> Problem statement: Go through the listing beneath this task and return every line that carries the string "marker".

[Chart and figure data]
-- Begin --

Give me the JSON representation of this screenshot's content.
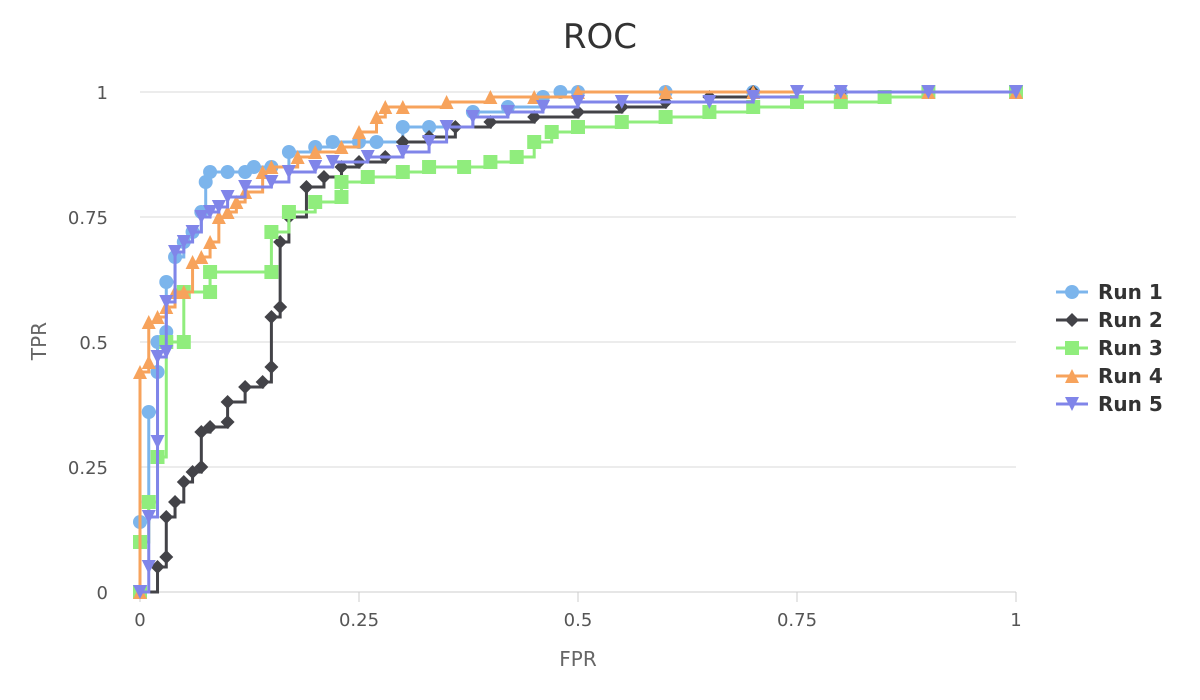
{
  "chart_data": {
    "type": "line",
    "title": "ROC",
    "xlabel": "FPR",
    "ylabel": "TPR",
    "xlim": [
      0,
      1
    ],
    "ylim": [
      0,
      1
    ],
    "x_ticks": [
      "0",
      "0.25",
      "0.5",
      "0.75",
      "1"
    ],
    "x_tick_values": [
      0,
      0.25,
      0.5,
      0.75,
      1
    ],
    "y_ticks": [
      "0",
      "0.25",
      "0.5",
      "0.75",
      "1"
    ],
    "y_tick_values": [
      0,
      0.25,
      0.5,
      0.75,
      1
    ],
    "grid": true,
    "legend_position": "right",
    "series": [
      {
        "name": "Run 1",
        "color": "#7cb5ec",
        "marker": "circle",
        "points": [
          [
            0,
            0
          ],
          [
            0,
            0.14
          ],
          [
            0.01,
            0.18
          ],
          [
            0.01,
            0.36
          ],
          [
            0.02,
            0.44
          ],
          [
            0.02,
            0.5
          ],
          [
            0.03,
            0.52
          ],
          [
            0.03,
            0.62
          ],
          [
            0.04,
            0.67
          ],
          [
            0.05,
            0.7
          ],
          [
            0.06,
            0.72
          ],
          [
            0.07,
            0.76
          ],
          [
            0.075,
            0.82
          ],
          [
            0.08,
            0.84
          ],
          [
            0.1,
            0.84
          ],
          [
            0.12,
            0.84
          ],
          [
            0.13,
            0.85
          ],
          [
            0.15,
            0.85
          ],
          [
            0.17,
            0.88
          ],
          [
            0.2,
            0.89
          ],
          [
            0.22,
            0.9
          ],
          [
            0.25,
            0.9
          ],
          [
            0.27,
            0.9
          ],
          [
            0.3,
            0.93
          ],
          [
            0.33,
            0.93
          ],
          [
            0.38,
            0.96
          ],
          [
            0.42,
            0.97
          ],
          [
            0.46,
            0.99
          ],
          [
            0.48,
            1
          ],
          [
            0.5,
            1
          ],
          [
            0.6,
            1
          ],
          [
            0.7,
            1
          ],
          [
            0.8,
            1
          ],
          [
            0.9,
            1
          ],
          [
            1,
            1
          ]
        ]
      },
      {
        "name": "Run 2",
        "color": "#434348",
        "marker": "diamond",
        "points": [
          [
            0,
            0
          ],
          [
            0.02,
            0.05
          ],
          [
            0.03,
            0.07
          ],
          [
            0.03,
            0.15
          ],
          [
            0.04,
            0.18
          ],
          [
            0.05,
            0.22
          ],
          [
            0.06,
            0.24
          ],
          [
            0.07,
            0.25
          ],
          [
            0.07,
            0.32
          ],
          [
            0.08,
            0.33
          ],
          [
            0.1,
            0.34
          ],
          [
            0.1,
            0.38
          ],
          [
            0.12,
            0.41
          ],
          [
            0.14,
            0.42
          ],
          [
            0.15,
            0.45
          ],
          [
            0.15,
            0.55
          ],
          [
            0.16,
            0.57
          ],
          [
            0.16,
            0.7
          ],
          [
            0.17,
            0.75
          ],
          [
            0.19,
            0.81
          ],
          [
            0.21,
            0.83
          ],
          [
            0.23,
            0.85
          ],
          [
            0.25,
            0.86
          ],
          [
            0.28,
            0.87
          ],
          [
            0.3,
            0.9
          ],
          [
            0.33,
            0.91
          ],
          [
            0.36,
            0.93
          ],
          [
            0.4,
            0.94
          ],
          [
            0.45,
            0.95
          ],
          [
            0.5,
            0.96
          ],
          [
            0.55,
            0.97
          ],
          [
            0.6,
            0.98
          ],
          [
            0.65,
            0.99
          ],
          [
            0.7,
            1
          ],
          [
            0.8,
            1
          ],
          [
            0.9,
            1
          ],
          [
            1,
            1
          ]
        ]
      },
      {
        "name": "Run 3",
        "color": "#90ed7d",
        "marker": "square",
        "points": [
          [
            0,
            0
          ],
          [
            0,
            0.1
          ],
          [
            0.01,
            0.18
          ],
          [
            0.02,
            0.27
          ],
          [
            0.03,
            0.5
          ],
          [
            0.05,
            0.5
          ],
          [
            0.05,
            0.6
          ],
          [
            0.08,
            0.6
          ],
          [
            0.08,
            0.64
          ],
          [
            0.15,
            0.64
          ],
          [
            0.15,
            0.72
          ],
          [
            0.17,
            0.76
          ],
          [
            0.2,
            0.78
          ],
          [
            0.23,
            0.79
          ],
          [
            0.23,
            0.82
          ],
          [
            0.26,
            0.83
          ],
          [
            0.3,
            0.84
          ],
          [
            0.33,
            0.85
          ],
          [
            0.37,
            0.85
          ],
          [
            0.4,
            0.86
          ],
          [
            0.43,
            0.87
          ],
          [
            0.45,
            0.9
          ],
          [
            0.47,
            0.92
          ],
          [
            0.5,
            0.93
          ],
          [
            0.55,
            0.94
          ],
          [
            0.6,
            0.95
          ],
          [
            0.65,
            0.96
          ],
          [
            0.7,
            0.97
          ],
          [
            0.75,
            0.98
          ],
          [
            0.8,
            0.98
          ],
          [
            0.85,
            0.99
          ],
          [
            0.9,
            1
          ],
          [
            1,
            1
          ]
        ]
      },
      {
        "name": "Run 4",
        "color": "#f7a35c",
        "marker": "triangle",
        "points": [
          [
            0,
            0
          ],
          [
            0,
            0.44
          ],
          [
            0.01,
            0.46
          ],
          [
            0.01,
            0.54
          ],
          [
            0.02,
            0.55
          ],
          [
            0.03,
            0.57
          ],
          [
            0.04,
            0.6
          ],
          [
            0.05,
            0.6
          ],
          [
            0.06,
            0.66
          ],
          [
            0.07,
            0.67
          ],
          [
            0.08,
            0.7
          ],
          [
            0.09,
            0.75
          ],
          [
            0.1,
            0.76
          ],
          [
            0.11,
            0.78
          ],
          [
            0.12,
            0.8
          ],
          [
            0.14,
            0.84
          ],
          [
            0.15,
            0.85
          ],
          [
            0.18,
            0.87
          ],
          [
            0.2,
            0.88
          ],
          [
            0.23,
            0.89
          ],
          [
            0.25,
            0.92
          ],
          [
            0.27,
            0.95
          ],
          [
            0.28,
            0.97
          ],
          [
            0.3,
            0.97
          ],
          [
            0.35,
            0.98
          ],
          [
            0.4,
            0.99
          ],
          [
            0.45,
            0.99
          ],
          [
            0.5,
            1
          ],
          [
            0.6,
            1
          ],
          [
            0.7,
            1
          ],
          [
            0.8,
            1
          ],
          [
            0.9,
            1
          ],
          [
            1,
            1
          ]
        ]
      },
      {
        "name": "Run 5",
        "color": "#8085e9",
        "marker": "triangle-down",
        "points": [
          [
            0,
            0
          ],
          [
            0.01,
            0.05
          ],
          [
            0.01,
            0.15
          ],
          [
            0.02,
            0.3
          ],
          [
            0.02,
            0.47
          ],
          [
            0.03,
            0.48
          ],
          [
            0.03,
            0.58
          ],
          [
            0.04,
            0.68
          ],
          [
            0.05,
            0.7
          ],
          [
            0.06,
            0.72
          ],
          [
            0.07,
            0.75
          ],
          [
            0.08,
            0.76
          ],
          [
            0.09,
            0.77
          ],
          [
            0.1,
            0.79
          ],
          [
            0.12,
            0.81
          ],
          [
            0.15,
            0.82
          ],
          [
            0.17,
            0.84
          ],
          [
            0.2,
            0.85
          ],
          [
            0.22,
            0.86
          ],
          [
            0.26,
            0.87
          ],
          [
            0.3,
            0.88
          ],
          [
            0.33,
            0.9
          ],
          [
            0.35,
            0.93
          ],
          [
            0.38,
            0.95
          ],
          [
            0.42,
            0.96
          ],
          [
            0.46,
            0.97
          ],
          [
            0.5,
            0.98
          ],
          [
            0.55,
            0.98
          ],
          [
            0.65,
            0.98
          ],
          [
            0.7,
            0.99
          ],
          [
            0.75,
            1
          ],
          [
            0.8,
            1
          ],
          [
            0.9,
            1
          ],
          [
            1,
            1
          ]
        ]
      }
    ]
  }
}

-- End --

> Reply to the task:
        "marker": "circle",
        "marker": "diamond",
        "marker": "square",
        "marker": "triangle",
        "marker": "triangle-down",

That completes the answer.